**Reading text:**
== Segment start ==

This deliberate evolution from Search to Ask to Do represents a strategic response to the industry's need for greater efficiency and innovation in preclinical development. By providing researchers with increasingly powerful tools to access, analyze, and act upon preclinical data, PRINCE aims to enable faster data-driven decision-making, reduce the need for unnecessary experiments, and ultimately accelerate the development of safer, more effective therapies.
System Architecture: Engineering a Reliable Agentic RAG System
The system functions as an interactive conversational UI, powered by a robust backend infrastructure. Its architecture, designed for handling complex queries and delivering accurate, context-rich answers, is orchestrated using LangGraph and served via a FastAPI application.
Figure 1 provides the system context—UI, backend, data stores, LLM fallbacks, and observability—while Figure 2 zooms into how the system coordinates its specialized agents.
Figure 1: System context and supporting platforms.
User Request: the process begins when a user submits a request through the Conversational UI which is built with React.
Orchestration: the user's request is routed to a LangGraph-based orchestration layer in the backend. This workflow engine coordinates a multi-stage process that progresses through clarifying user intent, thinking and planning, conducting research (using RAG and Text-to-SQL), validating data completion, and finally generating a response through the Writer agent. The workflow includes deliberate pause points and feedback loops to ensure data completeness before proceeding. (We explore the details of this agentic workflow in a dedicated section later.)

== Segment end ==

**Questions to answer:**
(1) According to the passage on PRINCE's system architecture, through which stages does the orchestration layer's multi-stage process progress? List every stage.
(2) Rewrite the part of the passage on PRINCE's architecture starting at "Orchestration: the user's" and ending at "dedicated section later.)", swapping "Writer agent" for "Reporter agent".
(3) Extend the passage on PRINCE's system architecture by writing what comes next after its final sentence.

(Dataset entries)

== Segment start ==

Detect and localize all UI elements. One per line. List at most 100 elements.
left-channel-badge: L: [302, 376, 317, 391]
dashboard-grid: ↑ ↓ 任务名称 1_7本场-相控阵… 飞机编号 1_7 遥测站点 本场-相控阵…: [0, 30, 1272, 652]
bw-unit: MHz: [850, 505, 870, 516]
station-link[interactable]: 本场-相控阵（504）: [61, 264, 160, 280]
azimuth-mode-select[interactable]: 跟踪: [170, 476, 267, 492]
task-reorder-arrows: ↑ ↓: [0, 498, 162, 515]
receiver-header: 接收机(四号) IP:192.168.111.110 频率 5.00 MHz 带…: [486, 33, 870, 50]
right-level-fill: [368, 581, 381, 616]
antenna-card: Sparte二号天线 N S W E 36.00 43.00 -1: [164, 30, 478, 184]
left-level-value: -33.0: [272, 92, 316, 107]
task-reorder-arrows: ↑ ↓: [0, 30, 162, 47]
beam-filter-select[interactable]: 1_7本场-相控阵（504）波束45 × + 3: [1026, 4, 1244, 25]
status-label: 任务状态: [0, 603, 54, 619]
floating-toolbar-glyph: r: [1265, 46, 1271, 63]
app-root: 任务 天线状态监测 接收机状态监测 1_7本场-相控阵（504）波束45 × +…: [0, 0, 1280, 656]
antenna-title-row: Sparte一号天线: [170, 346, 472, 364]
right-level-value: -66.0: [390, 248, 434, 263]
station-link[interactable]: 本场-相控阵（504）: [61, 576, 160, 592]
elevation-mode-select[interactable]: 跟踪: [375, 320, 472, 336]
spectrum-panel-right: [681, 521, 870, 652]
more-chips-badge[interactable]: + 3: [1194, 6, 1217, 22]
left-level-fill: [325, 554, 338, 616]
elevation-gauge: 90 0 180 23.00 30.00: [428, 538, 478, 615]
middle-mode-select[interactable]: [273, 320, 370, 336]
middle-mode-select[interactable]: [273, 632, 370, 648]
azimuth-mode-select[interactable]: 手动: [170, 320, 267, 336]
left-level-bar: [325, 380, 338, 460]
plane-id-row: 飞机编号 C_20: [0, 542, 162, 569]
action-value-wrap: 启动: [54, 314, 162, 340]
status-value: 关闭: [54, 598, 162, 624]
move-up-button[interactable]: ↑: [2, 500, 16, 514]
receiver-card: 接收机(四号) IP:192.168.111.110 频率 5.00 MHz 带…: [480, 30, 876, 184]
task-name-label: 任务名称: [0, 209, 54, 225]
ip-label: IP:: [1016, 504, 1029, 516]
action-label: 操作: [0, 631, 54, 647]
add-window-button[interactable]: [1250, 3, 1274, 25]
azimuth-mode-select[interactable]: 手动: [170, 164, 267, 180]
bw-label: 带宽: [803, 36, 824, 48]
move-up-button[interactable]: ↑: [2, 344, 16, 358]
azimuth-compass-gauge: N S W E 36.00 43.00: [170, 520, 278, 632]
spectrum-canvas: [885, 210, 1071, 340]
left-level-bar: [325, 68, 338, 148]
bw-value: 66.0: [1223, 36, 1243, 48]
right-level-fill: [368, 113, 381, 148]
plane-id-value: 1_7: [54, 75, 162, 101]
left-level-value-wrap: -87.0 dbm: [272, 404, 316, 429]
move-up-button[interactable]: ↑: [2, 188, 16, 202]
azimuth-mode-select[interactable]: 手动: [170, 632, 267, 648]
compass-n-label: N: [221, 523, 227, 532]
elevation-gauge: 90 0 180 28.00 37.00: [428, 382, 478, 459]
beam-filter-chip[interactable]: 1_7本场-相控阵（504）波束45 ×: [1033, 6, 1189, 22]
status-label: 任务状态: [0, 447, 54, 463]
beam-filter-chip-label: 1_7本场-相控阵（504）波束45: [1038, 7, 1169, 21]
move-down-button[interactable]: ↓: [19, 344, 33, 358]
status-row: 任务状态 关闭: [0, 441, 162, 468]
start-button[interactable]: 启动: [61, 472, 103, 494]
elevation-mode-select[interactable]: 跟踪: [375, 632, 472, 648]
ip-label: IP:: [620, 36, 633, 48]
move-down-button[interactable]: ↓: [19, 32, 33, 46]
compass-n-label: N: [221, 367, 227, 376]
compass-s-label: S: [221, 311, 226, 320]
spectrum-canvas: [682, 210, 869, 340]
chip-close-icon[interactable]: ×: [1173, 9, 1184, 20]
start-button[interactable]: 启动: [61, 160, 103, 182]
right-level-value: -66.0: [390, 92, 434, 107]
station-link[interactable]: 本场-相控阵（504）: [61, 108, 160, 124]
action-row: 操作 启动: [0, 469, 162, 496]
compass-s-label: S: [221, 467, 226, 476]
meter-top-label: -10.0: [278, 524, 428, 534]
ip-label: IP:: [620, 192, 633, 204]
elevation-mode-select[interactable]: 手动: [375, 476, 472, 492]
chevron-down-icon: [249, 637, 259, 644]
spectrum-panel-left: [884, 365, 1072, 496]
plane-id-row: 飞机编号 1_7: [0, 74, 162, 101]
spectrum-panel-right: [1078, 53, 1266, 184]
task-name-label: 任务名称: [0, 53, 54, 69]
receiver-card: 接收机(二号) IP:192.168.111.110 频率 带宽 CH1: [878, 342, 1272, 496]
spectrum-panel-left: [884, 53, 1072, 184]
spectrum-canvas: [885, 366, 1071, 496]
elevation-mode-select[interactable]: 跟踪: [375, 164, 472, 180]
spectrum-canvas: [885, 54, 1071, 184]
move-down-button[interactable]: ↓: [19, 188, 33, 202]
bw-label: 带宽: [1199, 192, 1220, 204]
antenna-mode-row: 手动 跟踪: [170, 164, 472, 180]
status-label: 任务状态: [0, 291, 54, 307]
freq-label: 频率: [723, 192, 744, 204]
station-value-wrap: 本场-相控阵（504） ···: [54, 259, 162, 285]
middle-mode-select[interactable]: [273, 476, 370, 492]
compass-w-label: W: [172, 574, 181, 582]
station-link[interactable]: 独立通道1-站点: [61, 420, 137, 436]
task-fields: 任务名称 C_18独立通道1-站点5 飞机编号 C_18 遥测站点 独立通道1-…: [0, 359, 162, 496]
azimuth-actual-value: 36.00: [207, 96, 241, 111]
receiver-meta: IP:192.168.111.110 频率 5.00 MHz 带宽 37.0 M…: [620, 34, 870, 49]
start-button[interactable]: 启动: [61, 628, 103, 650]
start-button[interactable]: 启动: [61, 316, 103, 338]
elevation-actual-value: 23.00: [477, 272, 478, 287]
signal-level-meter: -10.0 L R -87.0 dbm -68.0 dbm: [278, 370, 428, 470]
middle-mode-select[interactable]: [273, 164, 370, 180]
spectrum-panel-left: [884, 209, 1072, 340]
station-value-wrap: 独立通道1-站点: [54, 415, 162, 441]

== Segment end ==

**Answers to the problems:**
(1)
- Clarifying user intent
- Thinking and planning
- Conducting research (using RAG and Text-to-SQL)
- Validating data completion
- Generating a response through the Writer agent

(2)
Orchestration: the user's request is routed to a LangGraph-based orchestration layer in the backend. This workflow engine coordinates a multi-stage process that progresses through clarifying user intent, thinking and planning, conducting research (using RAG and Text-to-SQL), validating data completion, and finally generating a response through the Reporter agent. The workflow includes deliberate pause points and feedback loops to ensure data completeness before proceeding. (We explore the details of this agentic workflow in a dedicated section later.)

(3)
Data Retrieval and State Management: the Researcher agents interact with a comprehensive and distributed data ecosystem:
Vector representations of all study reports are stored in OpenSearch, forming the core knowledge base for information retrieval.
Curated structured data, resulting from various ETL and harmonization processes, is accessed via Athena.
The state of the agent's execution is meticulously tracked. After each logical step (a LangGraph node execution), the corresponding state is persisted in PostgreSQL using a LangGraph checkpointer.
Broader application-level state is managed in DynamoDB.
The system leverages internal GenAI platforms that host models from OpenAI, Anthropic, Google, and open-source providers. These platforms expose all models via a unified OpenAI-compatible endpoint, making it easy to swap models and choose the best tool for each task. They also manage the control plane, enforcing rate limits and other safeguards to prevent abuse.
Resilience and Error Handling: robustness is a critical design principle, with multiple fallback mechanisms in place:
If a specific LLM fails, the system automatically retries the request several times before falling back to an alternative model or platform to ensure service continuity.
To recover quickly from transient failures, retries are implemented at both the individual LLM call level and the logical node level (i.e., an entire step in the agent's plan).
Also, agents are provided the context of the errors so that they can chart a different trajectory or alternative plan of action as a response.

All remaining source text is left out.